## REQUIREMENTS
Write out all lines holding the word "freezer".

## RECORDS PROVIDED
==========
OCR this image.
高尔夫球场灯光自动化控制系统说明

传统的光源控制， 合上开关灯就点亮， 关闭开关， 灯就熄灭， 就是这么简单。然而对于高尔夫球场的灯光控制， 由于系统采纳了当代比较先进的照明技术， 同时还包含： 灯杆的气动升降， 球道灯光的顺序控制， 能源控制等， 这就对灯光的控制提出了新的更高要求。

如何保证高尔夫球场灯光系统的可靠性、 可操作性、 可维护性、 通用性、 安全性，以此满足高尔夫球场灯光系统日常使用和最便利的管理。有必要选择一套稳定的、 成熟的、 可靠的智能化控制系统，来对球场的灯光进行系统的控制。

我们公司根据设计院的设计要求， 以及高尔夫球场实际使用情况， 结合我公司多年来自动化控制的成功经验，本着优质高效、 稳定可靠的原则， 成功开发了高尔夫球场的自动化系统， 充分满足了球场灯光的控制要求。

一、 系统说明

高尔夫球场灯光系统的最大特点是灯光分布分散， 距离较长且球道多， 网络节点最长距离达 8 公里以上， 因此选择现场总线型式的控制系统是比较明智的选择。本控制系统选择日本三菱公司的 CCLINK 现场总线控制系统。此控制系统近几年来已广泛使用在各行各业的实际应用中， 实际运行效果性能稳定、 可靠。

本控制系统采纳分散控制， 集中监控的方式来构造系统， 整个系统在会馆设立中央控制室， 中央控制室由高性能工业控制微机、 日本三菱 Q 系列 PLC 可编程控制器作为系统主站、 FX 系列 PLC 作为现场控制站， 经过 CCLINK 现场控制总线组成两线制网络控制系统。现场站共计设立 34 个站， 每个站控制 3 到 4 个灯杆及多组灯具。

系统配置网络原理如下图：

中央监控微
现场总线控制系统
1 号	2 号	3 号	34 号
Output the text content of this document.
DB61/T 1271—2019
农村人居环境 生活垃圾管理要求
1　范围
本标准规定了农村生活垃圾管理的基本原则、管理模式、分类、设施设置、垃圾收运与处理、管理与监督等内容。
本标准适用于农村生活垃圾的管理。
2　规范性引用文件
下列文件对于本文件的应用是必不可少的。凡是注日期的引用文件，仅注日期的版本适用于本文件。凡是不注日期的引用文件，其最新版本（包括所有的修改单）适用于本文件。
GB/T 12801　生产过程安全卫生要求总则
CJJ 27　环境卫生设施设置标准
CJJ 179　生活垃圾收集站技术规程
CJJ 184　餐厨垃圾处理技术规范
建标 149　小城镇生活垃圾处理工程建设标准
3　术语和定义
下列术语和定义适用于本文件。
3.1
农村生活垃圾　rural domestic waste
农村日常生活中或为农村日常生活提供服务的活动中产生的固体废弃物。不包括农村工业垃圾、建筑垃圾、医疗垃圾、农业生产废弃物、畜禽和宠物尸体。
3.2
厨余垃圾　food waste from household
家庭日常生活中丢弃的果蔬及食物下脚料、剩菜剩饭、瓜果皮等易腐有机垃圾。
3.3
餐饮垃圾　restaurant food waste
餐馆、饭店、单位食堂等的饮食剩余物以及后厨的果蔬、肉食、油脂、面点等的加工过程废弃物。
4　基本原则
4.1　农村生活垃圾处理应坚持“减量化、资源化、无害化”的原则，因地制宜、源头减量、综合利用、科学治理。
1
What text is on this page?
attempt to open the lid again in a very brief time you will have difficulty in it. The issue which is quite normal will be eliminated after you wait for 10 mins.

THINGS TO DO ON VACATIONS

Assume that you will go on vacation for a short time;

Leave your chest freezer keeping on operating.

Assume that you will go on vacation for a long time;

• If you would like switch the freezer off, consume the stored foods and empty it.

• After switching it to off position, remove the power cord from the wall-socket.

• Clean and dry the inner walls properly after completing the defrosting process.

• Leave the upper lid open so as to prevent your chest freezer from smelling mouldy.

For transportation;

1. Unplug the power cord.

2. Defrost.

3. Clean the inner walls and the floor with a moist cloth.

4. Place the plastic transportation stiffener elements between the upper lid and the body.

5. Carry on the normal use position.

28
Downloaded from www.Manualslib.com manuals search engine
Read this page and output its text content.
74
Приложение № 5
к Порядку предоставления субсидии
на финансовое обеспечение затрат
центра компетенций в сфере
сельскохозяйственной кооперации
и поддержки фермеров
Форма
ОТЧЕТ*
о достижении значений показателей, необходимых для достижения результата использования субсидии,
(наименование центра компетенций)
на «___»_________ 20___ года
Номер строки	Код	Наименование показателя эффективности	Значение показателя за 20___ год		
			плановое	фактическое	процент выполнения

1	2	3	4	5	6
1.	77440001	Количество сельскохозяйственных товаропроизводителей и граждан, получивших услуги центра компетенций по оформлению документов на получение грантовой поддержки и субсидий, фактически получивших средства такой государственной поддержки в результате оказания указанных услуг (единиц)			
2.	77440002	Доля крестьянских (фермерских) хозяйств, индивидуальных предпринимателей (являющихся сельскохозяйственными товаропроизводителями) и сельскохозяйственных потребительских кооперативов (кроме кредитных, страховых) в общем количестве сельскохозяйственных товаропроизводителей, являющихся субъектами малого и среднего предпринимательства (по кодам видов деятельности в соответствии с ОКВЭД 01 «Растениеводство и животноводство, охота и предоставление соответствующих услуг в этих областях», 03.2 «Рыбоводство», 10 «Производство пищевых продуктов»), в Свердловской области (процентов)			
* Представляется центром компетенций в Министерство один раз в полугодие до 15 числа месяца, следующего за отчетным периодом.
==========
## RESULT BELOW
Leave your chest freezer keeping on operating.
• If you would like switch the freezer off, consume the stored foods and empty it.
• Leave the upper lid open so as to prevent your chest freezer from smelling mouldy.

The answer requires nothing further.